Items from a dataset
## start
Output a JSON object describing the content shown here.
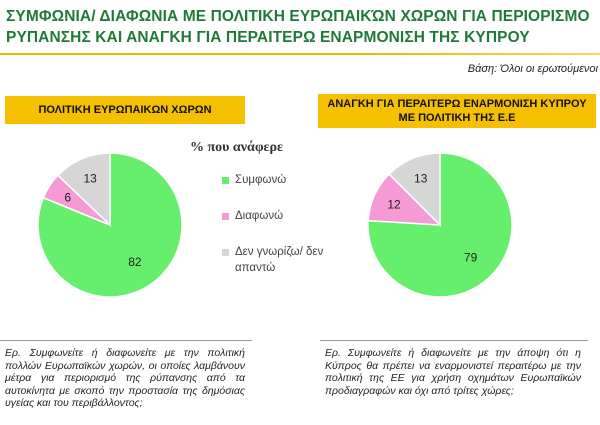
{
  "title": "Συμφωνια/ Διαφωνια Με Πολιτικη Ευρωπαικών Χωρων Για Περιορισμο Ρυπανσης και Αναγκη Για Περαιτερω Εναρμονιση της Κυπρου",
  "basis": "Βάση: Όλοι οι ερωτούμενοι",
  "legend": {
    "title": "% που ανάφερε",
    "items": [
      {
        "label": "Συμφωνώ",
        "color": "#66ef6c"
      },
      {
        "label": "Διαφωνώ",
        "color": "#f59ad4"
      },
      {
        "label": "Δεν γνωρίζω/ δεν απαντώ",
        "color": "#d6d6d6"
      }
    ]
  },
  "questions": {
    "left": "Ερ. Συμφωνείτε ή διαφωνείτε με την πολιτική πολλών Ευρωπαϊκών χωρών, οι οποίες λαμβάνουν μέτρα για περιορισμό της ρύπανσης από τα αυτοκίνητα με σκοπό την προστασία της δημόσιας υγείας και του περιβάλλοντος;",
    "right": "Ερ. Συμφωνείτε ή διαφωνείτε με την άποψη ότι η Κύπρος θα πρέπει να εναρμονιστεί περαιτέρω με την πολιτική της ΕΕ για χρήση οχημάτων Ευρωπαϊκών προδιαγραφών και όχι από τρίτες χώρες;"
  },
  "chart_data": [
    {
      "type": "pie",
      "title": "ΠΟΛΙΤΙΚΗ ΕΥΡΩΠΑΙΚΩΝ ΧΩΡΩΝ",
      "categories": [
        "Συμφωνώ",
        "Διαφωνώ",
        "Δεν γνωρίζω/ δεν απαντώ"
      ],
      "values": [
        82,
        6,
        13
      ]
    },
    {
      "type": "pie",
      "title": "ΑΝΑΓΚΗ ΓΙΑ ΠΕΡΑΙΤΕΡΩ ΕΝΑΡΜΟΝΙΣΗ ΚΥΠΡΟΥ ΜΕ ΠΟΛΙΤΙΚΗ ΤΗΣ Ε.Ε",
      "categories": [
        "Συμφωνώ",
        "Διαφωνώ",
        "Δεν γνωρίζω/ δεν απαντώ"
      ],
      "values": [
        79,
        12,
        13
      ]
    }
  ]
}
## end
_The problem_:
Quote the records above in full, dropping each picture.

_Response for this exercise_:
Output a JSON object describing the content shown here.
{
  "title": "Συμφωνια/ Διαφωνια Με Πολιτικη Ευρωπαικών Χωρων Για Περιορισμο Ρυπανσης και Αναγκη Για Περαιτερω Εναρμονιση της Κυπρου",
  "basis": "Βάση: Όλοι οι ερωτούμενοι",
  "legend": {
    "title": "% που ανάφερε",
    "items": [
      {
        "label": "Συμφωνώ",
        "color": "#66ef6c"
      },
      {
        "label": "Διαφωνώ",
        "color": "#f59ad4"
      },
      {
        "label": "Δεν γνωρίζω/ δεν απαντώ",
        "color": "#d6d6d6"
      }
    ]
  },
  "questions": {
    "left": "Ερ. Συμφωνείτε ή διαφωνείτε με την πολιτική πολλών Ευρωπαϊκών χωρών, οι οποίες λαμβάνουν μέτρα για περιορισμό της ρύπανσης από τα αυτοκίνητα με σκοπό την προστασία της δημόσιας υγείας και του περιβάλλοντος;",
    "right": "Ερ. Συμφωνείτε ή διαφωνείτε με την άποψη ότι η Κύπρος θα πρέπει να εναρμονιστεί περαιτέρω με την πολιτική της ΕΕ για χρήση οχημάτων Ευρωπαϊκών προδιαγραφών και όχι από τρίτες χώρες;"
  },
  "chart_data": [
    {
      "type": "pie",
      "title": "ΠΟΛΙΤΙΚΗ ΕΥΡΩΠΑΙΚΩΝ ΧΩΡΩΝ",
      "categories": [
        "Συμφωνώ",
        "Διαφωνώ",
        "Δεν γνωρίζω/ δεν απαντώ"
      ],
      "values": [
        82,
        6,
        13
      ]
    },
    {
      "type": "pie",
      "title": "ΑΝΑΓΚΗ ΓΙΑ ΠΕΡΑΙΤΕΡΩ ΕΝΑΡΜΟΝΙΣΗ ΚΥΠΡΟΥ ΜΕ ΠΟΛΙΤΙΚΗ ΤΗΣ Ε.Ε",
      "categories": [
        "Συμφωνώ",
        "Διαφωνώ",
        "Δεν γνωρίζω/ δεν απαντώ"
      ],
      "values": [
        79,
        12,
        13
      ]
    }
  ]
}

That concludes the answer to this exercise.